# Instructions to follow:
Pull each line holding the word "text" from the data.

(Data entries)
++++++++++

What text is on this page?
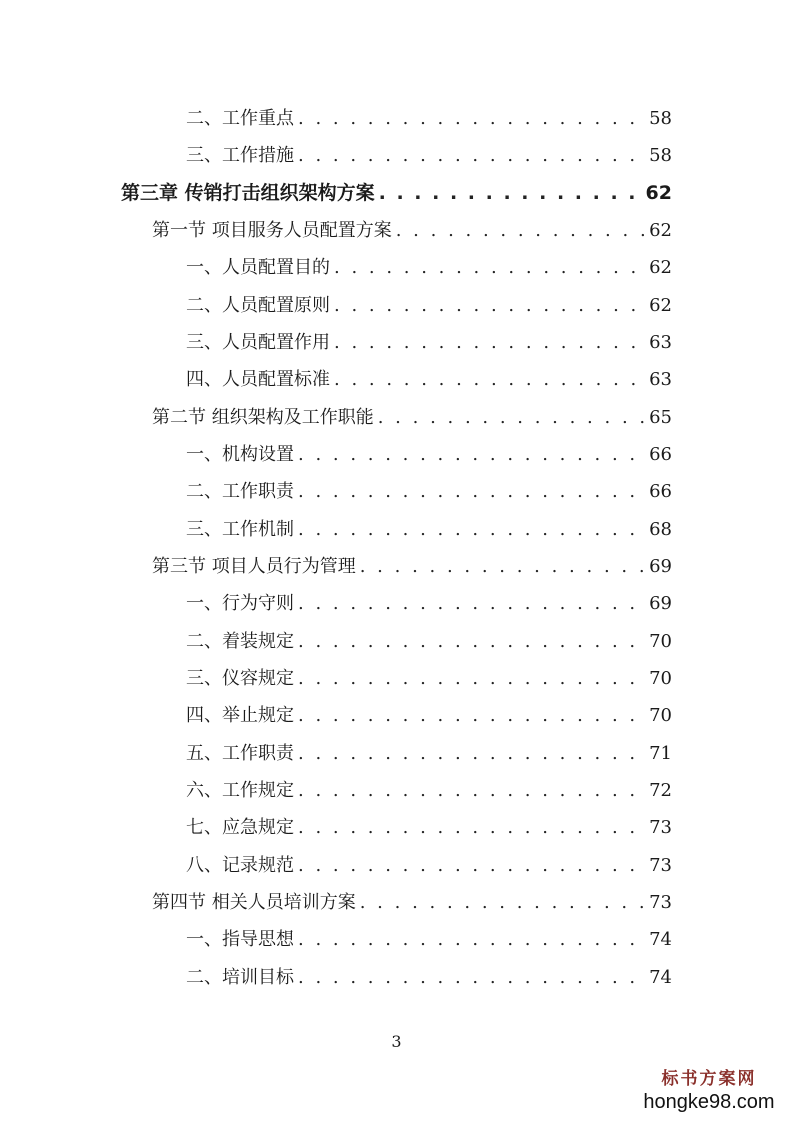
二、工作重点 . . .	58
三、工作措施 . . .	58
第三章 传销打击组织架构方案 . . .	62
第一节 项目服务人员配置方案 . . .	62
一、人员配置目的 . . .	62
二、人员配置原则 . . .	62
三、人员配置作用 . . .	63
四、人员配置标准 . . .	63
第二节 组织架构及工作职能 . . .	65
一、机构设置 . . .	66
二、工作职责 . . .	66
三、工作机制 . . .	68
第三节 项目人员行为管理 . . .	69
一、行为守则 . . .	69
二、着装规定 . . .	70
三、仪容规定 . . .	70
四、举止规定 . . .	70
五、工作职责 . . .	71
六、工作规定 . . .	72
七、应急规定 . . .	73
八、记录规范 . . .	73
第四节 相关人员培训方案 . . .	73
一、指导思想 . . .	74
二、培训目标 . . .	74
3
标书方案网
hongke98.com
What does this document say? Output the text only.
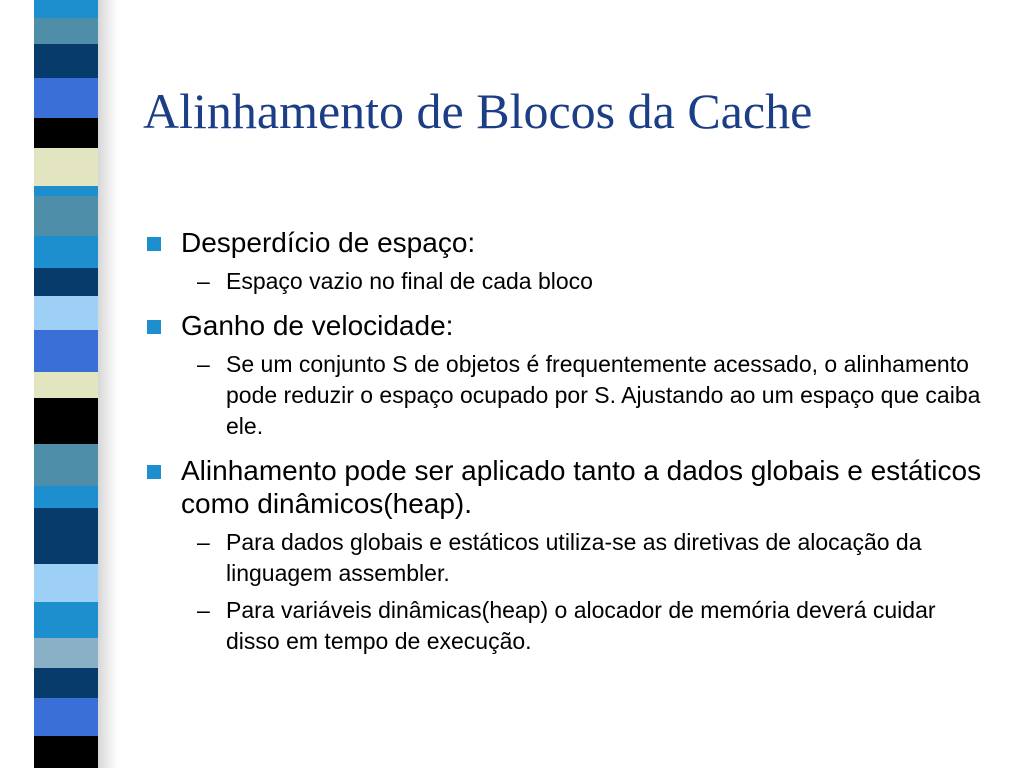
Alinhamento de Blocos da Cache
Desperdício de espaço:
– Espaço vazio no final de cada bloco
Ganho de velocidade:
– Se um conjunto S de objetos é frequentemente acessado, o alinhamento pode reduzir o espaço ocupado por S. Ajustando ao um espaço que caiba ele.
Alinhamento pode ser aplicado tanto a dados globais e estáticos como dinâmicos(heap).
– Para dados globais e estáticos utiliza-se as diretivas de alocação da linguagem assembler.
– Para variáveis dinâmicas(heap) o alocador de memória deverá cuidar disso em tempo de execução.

++++++++++

# The result:
What text is on this page?
What does this document say? Output the text only.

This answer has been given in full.